--- start Excerpted records ---

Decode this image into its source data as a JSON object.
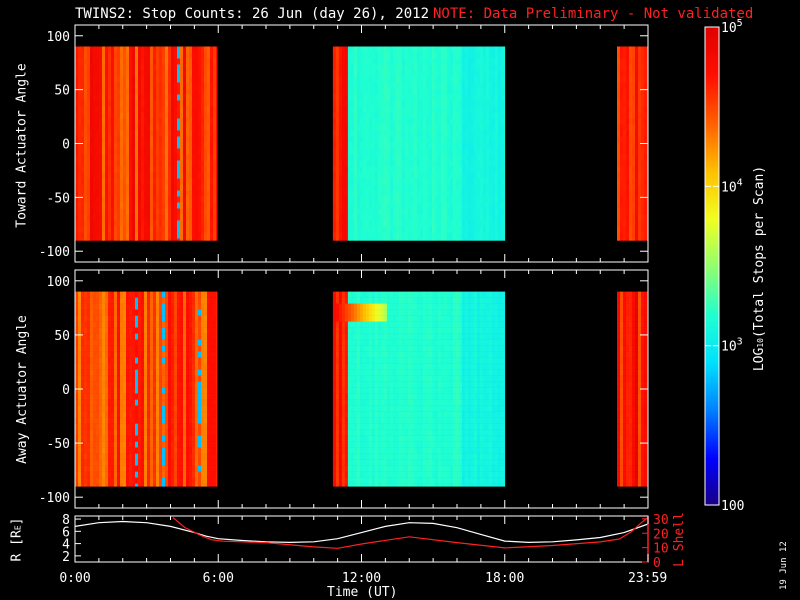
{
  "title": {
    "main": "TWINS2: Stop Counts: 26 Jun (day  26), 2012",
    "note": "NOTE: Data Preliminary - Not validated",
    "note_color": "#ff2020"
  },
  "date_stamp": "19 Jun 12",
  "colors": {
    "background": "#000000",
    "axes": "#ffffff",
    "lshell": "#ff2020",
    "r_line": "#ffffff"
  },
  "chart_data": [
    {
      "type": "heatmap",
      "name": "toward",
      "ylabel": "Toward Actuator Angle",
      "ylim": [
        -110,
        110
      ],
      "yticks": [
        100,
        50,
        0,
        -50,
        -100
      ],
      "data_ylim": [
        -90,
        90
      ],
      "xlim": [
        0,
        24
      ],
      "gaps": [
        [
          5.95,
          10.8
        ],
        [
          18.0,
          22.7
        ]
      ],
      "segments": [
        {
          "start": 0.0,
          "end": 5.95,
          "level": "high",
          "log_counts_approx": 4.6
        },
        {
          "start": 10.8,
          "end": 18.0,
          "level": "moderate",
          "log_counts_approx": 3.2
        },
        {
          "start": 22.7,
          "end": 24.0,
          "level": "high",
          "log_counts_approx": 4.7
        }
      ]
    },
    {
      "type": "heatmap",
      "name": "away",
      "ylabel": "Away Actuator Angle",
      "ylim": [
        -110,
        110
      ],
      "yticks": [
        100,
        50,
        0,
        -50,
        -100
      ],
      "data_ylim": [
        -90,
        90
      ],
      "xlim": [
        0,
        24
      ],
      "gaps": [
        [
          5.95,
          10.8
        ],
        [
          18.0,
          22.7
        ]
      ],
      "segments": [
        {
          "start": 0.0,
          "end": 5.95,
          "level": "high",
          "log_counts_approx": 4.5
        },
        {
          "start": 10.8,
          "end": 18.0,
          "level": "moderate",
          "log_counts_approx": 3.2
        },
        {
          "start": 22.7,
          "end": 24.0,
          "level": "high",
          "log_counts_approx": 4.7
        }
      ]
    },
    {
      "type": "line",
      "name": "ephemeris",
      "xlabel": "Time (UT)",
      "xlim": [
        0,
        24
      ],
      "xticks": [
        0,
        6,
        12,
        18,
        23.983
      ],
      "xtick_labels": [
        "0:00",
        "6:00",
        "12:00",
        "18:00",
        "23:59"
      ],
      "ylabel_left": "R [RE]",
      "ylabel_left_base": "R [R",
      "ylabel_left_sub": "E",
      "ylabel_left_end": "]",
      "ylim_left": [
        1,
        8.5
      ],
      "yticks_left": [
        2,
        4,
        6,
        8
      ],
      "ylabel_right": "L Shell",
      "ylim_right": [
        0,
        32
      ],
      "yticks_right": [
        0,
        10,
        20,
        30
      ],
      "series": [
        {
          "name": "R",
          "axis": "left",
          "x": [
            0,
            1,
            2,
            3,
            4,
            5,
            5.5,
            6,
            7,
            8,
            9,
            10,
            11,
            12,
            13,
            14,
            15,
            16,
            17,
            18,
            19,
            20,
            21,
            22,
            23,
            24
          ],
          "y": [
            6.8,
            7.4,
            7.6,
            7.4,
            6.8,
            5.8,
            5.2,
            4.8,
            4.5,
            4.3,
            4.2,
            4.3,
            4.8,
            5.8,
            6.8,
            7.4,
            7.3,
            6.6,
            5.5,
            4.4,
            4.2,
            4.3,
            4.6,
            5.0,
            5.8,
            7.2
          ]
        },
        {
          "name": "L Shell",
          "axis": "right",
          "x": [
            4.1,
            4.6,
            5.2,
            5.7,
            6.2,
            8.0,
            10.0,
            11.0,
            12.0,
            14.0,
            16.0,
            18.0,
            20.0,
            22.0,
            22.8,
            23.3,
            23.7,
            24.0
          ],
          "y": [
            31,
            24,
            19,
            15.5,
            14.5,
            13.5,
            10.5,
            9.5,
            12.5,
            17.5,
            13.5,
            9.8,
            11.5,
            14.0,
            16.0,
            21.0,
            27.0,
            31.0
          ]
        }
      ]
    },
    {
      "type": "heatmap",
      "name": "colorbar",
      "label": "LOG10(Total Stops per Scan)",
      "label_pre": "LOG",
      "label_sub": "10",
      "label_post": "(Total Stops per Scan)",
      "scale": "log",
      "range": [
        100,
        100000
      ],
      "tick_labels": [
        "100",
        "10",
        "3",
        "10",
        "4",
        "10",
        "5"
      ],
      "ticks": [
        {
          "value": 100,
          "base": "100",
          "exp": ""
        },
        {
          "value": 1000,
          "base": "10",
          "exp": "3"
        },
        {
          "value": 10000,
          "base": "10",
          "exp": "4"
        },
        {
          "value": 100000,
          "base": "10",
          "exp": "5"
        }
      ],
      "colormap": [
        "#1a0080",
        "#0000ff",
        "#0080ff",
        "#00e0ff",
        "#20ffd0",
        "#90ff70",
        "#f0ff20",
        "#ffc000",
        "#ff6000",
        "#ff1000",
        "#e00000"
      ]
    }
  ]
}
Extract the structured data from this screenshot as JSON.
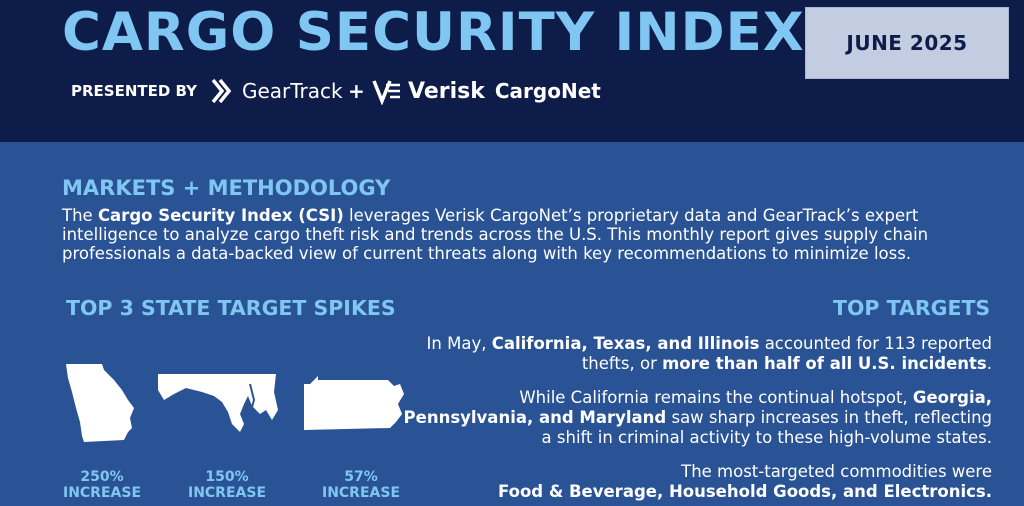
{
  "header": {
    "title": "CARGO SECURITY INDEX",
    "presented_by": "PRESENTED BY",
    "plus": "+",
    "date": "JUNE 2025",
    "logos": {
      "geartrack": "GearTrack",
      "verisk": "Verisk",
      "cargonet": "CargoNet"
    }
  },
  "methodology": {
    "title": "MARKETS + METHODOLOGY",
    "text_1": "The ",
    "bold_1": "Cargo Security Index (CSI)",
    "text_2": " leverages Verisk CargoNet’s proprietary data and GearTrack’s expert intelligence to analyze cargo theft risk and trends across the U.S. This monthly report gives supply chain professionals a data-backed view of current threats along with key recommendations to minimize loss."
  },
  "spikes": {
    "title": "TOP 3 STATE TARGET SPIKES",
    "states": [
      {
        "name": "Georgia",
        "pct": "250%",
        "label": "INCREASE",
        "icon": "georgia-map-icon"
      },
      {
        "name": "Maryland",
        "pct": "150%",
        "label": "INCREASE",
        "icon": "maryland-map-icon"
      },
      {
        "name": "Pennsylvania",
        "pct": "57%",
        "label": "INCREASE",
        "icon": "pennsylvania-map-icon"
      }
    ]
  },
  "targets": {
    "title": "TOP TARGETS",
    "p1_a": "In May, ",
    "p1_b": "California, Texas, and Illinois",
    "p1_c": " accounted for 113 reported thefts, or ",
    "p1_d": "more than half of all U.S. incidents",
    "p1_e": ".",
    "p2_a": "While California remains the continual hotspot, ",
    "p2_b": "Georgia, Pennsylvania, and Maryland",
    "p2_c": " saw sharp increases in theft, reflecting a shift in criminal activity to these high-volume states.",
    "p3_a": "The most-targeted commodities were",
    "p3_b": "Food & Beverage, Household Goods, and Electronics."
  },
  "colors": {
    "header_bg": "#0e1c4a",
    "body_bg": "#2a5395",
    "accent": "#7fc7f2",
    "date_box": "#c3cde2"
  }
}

--- end Excerpted records ---

## [What is required]
Please copy exactly the lines from the one containing "Extract the structured" through the last line of the records above, both included, and leave out any pictures.

## [The output]
Extract the structured data from this screenshot as JSON.
{
  "header": {
    "title": "CARGO SECURITY INDEX",
    "presented_by": "PRESENTED BY",
    "plus": "+",
    "date": "JUNE 2025",
    "logos": {
      "geartrack": "GearTrack",
      "verisk": "Verisk",
      "cargonet": "CargoNet"
    }
  },
  "methodology": {
    "title": "MARKETS + METHODOLOGY",
    "text_1": "The ",
    "bold_1": "Cargo Security Index (CSI)",
    "text_2": " leverages Verisk CargoNet’s proprietary data and GearTrack’s expert intelligence to analyze cargo theft risk and trends across the U.S. This monthly report gives supply chain professionals a data-backed view of current threats along with key recommendations to minimize loss."
  },
  "spikes": {
    "title": "TOP 3 STATE TARGET SPIKES",
    "states": [
      {
        "name": "Georgia",
        "pct": "250%",
        "label": "INCREASE",
        "icon": "georgia-map-icon"
      },
      {
        "name": "Maryland",
        "pct": "150%",
        "label": "INCREASE",
        "icon": "maryland-map-icon"
      },
      {
        "name": "Pennsylvania",
        "pct": "57%",
        "label": "INCREASE",
        "icon": "pennsylvania-map-icon"
      }
    ]
  },
  "targets": {
    "title": "TOP TARGETS",
    "p1_a": "In May, ",
    "p1_b": "California, Texas, and Illinois",
    "p1_c": " accounted for 113 reported thefts, or ",
    "p1_d": "more than half of all U.S. incidents",
    "p1_e": ".",
    "p2_a": "While California remains the continual hotspot, ",
    "p2_b": "Georgia, Pennsylvania, and Maryland",
    "p2_c": " saw sharp increases in theft, reflecting a shift in criminal activity to these high-volume states.",
    "p3_a": "The most-targeted commodities were",
    "p3_b": "Food & Beverage, Household Goods, and Electronics."
  },
  "colors": {
    "header_bg": "#0e1c4a",
    "body_bg": "#2a5395",
    "accent": "#7fc7f2",
    "date_box": "#c3cde2"
  }
}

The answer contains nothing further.